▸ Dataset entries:
────────────────────────────────────────

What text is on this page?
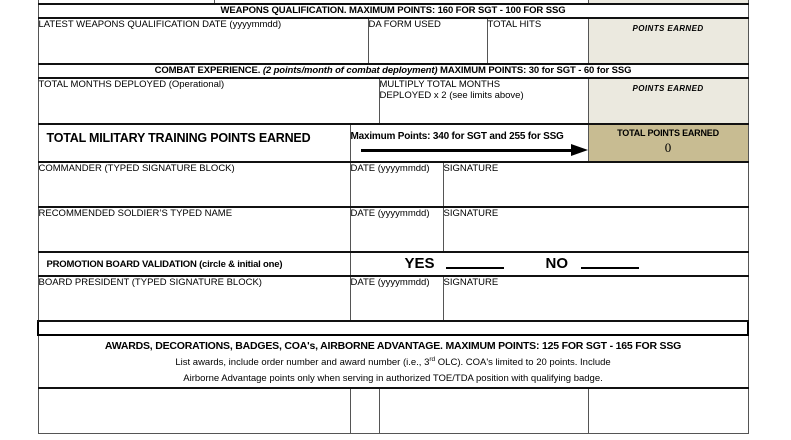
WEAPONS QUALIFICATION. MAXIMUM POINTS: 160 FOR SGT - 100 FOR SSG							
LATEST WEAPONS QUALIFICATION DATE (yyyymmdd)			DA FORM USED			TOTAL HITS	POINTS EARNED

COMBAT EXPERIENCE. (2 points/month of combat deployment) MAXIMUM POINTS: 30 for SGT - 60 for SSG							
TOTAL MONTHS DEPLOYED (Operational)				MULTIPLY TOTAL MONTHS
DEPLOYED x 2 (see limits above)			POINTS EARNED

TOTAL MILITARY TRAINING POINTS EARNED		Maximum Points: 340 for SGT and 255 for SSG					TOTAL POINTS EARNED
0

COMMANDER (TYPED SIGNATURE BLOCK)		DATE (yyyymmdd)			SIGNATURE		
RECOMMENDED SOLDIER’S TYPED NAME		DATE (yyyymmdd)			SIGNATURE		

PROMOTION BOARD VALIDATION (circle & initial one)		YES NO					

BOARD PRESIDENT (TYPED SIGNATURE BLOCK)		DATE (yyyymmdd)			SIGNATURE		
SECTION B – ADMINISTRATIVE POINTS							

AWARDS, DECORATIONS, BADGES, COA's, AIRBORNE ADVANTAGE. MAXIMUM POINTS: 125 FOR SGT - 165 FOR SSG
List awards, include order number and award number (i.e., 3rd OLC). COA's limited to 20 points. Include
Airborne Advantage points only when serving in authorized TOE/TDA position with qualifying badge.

────────────────────────────────────────

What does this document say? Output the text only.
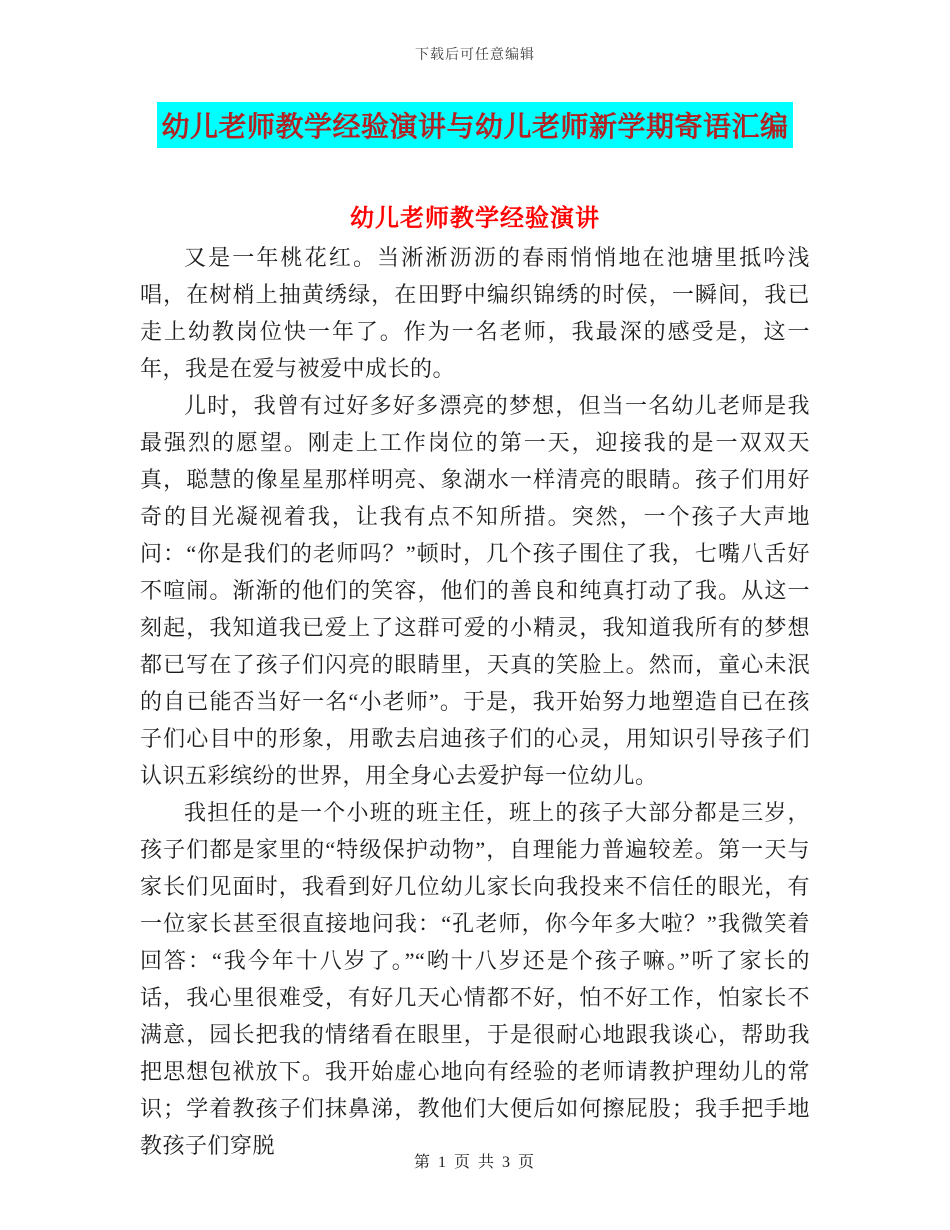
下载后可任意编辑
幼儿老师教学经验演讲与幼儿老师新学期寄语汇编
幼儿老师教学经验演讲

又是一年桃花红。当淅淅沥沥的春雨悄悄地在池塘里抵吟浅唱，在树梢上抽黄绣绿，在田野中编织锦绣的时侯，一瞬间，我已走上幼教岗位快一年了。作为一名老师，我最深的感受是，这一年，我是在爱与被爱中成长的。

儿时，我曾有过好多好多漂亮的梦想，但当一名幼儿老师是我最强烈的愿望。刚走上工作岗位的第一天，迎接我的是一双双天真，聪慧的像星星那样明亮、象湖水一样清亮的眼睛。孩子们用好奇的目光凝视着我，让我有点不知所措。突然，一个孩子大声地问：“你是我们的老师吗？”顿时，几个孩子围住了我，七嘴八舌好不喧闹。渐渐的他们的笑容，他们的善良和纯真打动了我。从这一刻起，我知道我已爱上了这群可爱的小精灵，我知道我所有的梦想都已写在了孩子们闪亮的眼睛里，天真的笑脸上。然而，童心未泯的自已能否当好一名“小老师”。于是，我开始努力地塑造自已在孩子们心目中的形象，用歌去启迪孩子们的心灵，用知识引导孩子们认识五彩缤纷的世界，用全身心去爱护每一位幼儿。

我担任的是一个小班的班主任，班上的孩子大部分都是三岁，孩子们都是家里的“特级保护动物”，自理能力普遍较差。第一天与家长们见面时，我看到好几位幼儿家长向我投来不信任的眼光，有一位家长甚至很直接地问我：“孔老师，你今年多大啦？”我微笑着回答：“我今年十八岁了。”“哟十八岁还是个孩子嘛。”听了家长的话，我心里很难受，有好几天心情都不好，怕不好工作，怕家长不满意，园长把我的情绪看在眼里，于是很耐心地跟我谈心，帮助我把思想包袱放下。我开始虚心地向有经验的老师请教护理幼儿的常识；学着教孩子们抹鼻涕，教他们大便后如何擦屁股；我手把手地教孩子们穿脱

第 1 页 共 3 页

────────────────────────────────────────

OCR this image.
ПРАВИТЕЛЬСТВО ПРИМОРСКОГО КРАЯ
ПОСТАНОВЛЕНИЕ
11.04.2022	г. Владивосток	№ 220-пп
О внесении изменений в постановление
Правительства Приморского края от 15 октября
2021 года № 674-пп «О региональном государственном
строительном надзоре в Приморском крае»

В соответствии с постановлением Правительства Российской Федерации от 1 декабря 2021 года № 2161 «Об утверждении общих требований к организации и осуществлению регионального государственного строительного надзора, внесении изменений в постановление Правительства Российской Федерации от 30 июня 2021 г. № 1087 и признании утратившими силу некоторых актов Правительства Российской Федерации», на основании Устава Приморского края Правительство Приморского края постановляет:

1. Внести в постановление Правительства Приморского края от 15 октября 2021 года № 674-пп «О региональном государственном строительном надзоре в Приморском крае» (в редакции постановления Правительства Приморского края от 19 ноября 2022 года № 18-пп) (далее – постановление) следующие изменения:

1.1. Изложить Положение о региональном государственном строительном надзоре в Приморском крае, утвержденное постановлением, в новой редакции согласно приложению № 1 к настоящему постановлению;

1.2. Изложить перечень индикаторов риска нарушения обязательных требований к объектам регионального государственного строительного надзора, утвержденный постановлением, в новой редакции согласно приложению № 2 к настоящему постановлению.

────────────────────────────────────────

▸ Goal: From the data above, copy out every line with the string "text" in it.

▸ Worked solution:
What text is on this page?
What does this document say? Output the text only.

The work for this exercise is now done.